Return the records in full, exactly as given.
Start of THE INPUT
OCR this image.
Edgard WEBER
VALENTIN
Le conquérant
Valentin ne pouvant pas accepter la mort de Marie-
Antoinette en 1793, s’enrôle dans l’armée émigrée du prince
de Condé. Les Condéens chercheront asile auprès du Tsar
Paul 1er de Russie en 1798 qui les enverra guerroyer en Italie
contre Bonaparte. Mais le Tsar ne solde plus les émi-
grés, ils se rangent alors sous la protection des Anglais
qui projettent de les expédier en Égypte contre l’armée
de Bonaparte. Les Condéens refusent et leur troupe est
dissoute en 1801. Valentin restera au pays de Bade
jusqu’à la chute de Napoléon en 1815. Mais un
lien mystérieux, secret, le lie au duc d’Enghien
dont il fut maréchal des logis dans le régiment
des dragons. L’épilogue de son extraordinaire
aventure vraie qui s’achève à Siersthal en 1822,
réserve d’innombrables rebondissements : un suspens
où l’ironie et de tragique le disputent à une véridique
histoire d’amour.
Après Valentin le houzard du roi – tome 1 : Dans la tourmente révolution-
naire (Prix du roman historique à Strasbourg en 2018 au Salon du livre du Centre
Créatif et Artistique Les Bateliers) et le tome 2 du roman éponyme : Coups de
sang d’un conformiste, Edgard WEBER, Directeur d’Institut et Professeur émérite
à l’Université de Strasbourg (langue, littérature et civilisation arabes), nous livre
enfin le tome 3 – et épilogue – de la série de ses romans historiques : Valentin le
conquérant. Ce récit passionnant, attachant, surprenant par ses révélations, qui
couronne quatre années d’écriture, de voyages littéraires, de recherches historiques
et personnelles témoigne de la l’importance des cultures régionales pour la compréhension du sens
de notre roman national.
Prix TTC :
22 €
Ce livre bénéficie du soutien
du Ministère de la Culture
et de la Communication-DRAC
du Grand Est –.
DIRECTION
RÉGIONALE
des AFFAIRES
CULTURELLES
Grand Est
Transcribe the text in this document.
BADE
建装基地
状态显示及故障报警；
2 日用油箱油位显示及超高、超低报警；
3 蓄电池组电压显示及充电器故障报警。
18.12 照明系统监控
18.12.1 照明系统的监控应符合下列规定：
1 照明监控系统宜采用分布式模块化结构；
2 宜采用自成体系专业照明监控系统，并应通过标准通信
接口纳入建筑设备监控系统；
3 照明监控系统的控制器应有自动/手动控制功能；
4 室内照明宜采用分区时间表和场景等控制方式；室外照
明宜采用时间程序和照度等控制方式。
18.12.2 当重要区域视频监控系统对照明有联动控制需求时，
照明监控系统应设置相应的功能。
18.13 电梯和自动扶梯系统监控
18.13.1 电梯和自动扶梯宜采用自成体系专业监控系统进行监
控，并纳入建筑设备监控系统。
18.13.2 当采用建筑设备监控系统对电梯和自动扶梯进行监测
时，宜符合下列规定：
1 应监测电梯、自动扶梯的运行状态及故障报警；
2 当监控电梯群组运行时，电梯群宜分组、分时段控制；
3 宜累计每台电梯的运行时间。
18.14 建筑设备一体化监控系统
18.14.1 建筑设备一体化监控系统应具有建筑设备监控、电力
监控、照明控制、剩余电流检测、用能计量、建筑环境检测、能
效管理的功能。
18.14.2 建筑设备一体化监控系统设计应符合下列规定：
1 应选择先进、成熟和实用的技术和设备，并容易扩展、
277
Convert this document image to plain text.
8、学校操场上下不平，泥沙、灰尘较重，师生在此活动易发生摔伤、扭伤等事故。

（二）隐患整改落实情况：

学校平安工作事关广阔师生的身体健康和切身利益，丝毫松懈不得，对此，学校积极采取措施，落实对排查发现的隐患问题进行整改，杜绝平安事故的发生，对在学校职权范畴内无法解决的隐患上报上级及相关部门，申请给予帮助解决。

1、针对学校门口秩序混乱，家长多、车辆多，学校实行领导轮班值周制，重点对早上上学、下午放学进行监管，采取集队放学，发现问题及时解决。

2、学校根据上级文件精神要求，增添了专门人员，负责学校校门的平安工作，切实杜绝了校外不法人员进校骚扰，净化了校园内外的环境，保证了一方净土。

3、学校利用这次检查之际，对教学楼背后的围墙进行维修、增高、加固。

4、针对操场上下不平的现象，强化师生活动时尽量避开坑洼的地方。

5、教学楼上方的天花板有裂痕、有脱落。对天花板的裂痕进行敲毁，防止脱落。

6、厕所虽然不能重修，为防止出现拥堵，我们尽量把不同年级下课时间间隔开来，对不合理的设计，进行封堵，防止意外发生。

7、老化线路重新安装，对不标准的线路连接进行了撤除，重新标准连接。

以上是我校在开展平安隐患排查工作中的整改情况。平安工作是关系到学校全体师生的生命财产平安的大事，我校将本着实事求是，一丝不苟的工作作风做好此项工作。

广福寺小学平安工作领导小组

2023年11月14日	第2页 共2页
End of THE INPUT
■ **SOLUTION TO THE PROBLEM**:
OCR this image.
Edgard WEBER
VALENTIN
Le conquérant
Valentin ne pouvant pas accepter la mort de Marie-
Antoinette en 1793, s’enrôle dans l’armée émigrée du prince
de Condé. Les Condéens chercheront asile auprès du Tsar
Paul 1er de Russie en 1798 qui les enverra guerroyer en Italie
contre Bonaparte. Mais le Tsar ne solde plus les émi-
grés, ils se rangent alors sous la protection des Anglais
qui projettent de les expédier en Égypte contre l’armée
de Bonaparte. Les Condéens refusent et leur troupe est
dissoute en 1801. Valentin restera au pays de Bade
jusqu’à la chute de Napoléon en 1815. Mais un
lien mystérieux, secret, le lie au duc d’Enghien
dont il fut maréchal des logis dans le régiment
des dragons. L’épilogue de son extraordinaire
aventure vraie qui s’achève à Siersthal en 1822,
réserve d’innombrables rebondissements : un suspens
où l’ironie et de tragique le disputent à une véridique
histoire d’amour.
Après Valentin le houzard du roi – tome 1 : Dans la tourmente révolution-
naire (Prix du roman historique à Strasbourg en 2018 au Salon du livre du Centre
Créatif et Artistique Les Bateliers) et le tome 2 du roman éponyme : Coups de
sang d’un conformiste, Edgard WEBER, Directeur d’Institut et Professeur émérite
à l’Université de Strasbourg (langue, littérature et civilisation arabes), nous livre
enfin le tome 3 – et épilogue – de la série de ses romans historiques : Valentin le
conquérant. Ce récit passionnant, attachant, surprenant par ses révélations, qui
couronne quatre années d’écriture, de voyages littéraires, de recherches historiques
et personnelles témoigne de la l’importance des cultures régionales pour la compréhension du sens
de notre roman national.
Prix TTC :
22 €
Ce livre bénéficie du soutien
du Ministère de la Culture
et de la Communication-DRAC
du Grand Est –.
DIRECTION
RÉGIONALE
des AFFAIRES
CULTURELLES
Grand Est
Transcribe the text in this document.
BADE
建装基地
状态显示及故障报警；
2 日用油箱油位显示及超高、超低报警；
3 蓄电池组电压显示及充电器故障报警。
18.12 照明系统监控
18.12.1 照明系统的监控应符合下列规定：
1 照明监控系统宜采用分布式模块化结构；
2 宜采用自成体系专业照明监控系统，并应通过标准通信
接口纳入建筑设备监控系统；
3 照明监控系统的控制器应有自动/手动控制功能；
4 室内照明宜采用分区时间表和场景等控制方式；室外照
明宜采用时间程序和照度等控制方式。
18.12.2 当重要区域视频监控系统对照明有联动控制需求时，
照明监控系统应设置相应的功能。
18.13 电梯和自动扶梯系统监控
18.13.1 电梯和自动扶梯宜采用自成体系专业监控系统进行监
控，并纳入建筑设备监控系统。
18.13.2 当采用建筑设备监控系统对电梯和自动扶梯进行监测
时，宜符合下列规定：
1 应监测电梯、自动扶梯的运行状态及故障报警；
2 当监控电梯群组运行时，电梯群宜分组、分时段控制；
3 宜累计每台电梯的运行时间。
18.14 建筑设备一体化监控系统
18.14.1 建筑设备一体化监控系统应具有建筑设备监控、电力
监控、照明控制、剩余电流检测、用能计量、建筑环境检测、能
效管理的功能。
18.14.2 建筑设备一体化监控系统设计应符合下列规定：
1 应选择先进、成熟和实用的技术和设备，并容易扩展、
277
Convert this document image to plain text.
8、学校操场上下不平，泥沙、灰尘较重，师生在此活动易发生摔伤、扭伤等事故。

（二）隐患整改落实情况：

学校平安工作事关广阔师生的身体健康和切身利益，丝毫松懈不得，对此，学校积极采取措施，落实对排查发现的隐患问题进行整改，杜绝平安事故的发生，对在学校职权范畴内无法解决的隐患上报上级及相关部门，申请给予帮助解决。

1、针对学校门口秩序混乱，家长多、车辆多，学校实行领导轮班值周制，重点对早上上学、下午放学进行监管，采取集队放学，发现问题及时解决。

2、学校根据上级文件精神要求，增添了专门人员，负责学校校门的平安工作，切实杜绝了校外不法人员进校骚扰，净化了校园内外的环境，保证了一方净土。

3、学校利用这次检查之际，对教学楼背后的围墙进行维修、增高、加固。

4、针对操场上下不平的现象，强化师生活动时尽量避开坑洼的地方。

5、教学楼上方的天花板有裂痕、有脱落。对天花板的裂痕进行敲毁，防止脱落。

6、厕所虽然不能重修，为防止出现拥堵，我们尽量把不同年级下课时间间隔开来，对不合理的设计，进行封堵，防止意外发生。

7、老化线路重新安装，对不标准的线路连接进行了撤除，重新标准连接。

以上是我校在开展平安隐患排查工作中的整改情况。平安工作是关系到学校全体师生的生命财产平安的大事，我校将本着实事求是，一丝不苟的工作作风做好此项工作。

广福寺小学平安工作领导小组

2023年11月14日	第2页 共2页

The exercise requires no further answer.